Record list ▸
■ ■ ■ ■ ■

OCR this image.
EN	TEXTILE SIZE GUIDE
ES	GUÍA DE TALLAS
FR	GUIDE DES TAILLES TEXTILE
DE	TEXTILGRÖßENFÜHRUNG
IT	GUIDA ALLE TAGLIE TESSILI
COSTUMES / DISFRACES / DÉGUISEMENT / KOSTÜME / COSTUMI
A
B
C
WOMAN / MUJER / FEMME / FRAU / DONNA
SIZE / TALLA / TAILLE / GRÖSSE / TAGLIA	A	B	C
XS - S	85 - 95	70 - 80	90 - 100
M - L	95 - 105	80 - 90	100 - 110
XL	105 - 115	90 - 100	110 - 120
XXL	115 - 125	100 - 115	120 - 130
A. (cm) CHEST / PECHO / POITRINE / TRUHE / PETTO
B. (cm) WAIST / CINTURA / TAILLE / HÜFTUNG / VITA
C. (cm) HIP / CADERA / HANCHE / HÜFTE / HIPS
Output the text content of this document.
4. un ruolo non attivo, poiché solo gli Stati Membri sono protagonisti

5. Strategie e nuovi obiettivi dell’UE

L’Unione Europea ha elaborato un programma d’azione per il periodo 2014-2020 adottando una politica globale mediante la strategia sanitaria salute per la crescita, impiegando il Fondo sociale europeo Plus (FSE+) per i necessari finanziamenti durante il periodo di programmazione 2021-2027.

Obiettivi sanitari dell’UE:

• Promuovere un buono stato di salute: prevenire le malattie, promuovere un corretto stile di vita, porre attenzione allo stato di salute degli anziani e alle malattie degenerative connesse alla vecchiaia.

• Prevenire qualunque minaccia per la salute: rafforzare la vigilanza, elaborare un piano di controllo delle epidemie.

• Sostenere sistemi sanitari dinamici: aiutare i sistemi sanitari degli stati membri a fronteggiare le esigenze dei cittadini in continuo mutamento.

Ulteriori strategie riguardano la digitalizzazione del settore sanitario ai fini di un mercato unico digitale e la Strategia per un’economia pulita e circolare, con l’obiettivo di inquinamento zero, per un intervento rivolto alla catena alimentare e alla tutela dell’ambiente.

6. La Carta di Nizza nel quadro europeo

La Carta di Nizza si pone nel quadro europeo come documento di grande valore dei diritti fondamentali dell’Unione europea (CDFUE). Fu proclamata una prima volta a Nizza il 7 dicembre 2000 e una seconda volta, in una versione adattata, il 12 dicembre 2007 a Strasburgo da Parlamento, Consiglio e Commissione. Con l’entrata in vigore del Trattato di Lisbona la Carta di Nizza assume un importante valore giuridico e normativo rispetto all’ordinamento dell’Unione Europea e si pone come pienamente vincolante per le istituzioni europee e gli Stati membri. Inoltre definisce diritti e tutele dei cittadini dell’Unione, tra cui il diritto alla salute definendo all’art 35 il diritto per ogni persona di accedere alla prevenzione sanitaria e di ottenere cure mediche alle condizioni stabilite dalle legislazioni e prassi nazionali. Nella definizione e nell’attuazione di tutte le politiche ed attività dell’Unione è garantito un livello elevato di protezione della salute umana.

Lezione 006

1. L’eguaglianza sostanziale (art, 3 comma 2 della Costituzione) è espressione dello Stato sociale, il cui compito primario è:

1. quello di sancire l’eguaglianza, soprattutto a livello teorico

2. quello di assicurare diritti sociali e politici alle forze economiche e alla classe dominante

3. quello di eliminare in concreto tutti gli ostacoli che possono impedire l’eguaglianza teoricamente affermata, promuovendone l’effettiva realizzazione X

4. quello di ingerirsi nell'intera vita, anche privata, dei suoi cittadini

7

■ ■ ■ ■ ■

Exercise ▸
Write out the whole listing again, exactly as it stands.

Expected answer ▸
OCR this image.
EN	TEXTILE SIZE GUIDE
ES	GUÍA DE TALLAS
FR	GUIDE DES TAILLES TEXTILE
DE	TEXTILGRÖßENFÜHRUNG
IT	GUIDA ALLE TAGLIE TESSILI
COSTUMES / DISFRACES / DÉGUISEMENT / KOSTÜME / COSTUMI
A
B
C
WOMAN / MUJER / FEMME / FRAU / DONNA
SIZE / TALLA / TAILLE / GRÖSSE / TAGLIA	A	B	C
XS - S	85 - 95	70 - 80	90 - 100
M - L	95 - 105	80 - 90	100 - 110
XL	105 - 115	90 - 100	110 - 120
XXL	115 - 125	100 - 115	120 - 130
A. (cm) CHEST / PECHO / POITRINE / TRUHE / PETTO
B. (cm) WAIST / CINTURA / TAILLE / HÜFTUNG / VITA
C. (cm) HIP / CADERA / HANCHE / HÜFTE / HIPS
Output the text content of this document.
4. un ruolo non attivo, poiché solo gli Stati Membri sono protagonisti

5. Strategie e nuovi obiettivi dell’UE

L’Unione Europea ha elaborato un programma d’azione per il periodo 2014-2020 adottando una politica globale mediante la strategia sanitaria salute per la crescita, impiegando il Fondo sociale europeo Plus (FSE+) per i necessari finanziamenti durante il periodo di programmazione 2021-2027.

Obiettivi sanitari dell’UE:

• Promuovere un buono stato di salute: prevenire le malattie, promuovere un corretto stile di vita, porre attenzione allo stato di salute degli anziani e alle malattie degenerative connesse alla vecchiaia.

• Prevenire qualunque minaccia per la salute: rafforzare la vigilanza, elaborare un piano di controllo delle epidemie.

• Sostenere sistemi sanitari dinamici: aiutare i sistemi sanitari degli stati membri a fronteggiare le esigenze dei cittadini in continuo mutamento.

Ulteriori strategie riguardano la digitalizzazione del settore sanitario ai fini di un mercato unico digitale e la Strategia per un’economia pulita e circolare, con l’obiettivo di inquinamento zero, per un intervento rivolto alla catena alimentare e alla tutela dell’ambiente.

6. La Carta di Nizza nel quadro europeo

La Carta di Nizza si pone nel quadro europeo come documento di grande valore dei diritti fondamentali dell’Unione europea (CDFUE). Fu proclamata una prima volta a Nizza il 7 dicembre 2000 e una seconda volta, in una versione adattata, il 12 dicembre 2007 a Strasburgo da Parlamento, Consiglio e Commissione. Con l’entrata in vigore del Trattato di Lisbona la Carta di Nizza assume un importante valore giuridico e normativo rispetto all’ordinamento dell’Unione Europea e si pone come pienamente vincolante per le istituzioni europee e gli Stati membri. Inoltre definisce diritti e tutele dei cittadini dell’Unione, tra cui il diritto alla salute definendo all’art 35 il diritto per ogni persona di accedere alla prevenzione sanitaria e di ottenere cure mediche alle condizioni stabilite dalle legislazioni e prassi nazionali. Nella definizione e nell’attuazione di tutte le politiche ed attività dell’Unione è garantito un livello elevato di protezione della salute umana.

Lezione 006

1. L’eguaglianza sostanziale (art, 3 comma 2 della Costituzione) è espressione dello Stato sociale, il cui compito primario è:

1. quello di sancire l’eguaglianza, soprattutto a livello teorico

2. quello di assicurare diritti sociali e politici alle forze economiche e alla classe dominante

3. quello di eliminare in concreto tutti gli ostacoli che possono impedire l’eguaglianza teoricamente affermata, promuovendone l’effettiva realizzazione X

4. quello di ingerirsi nell'intera vita, anche privata, dei suoi cittadini

7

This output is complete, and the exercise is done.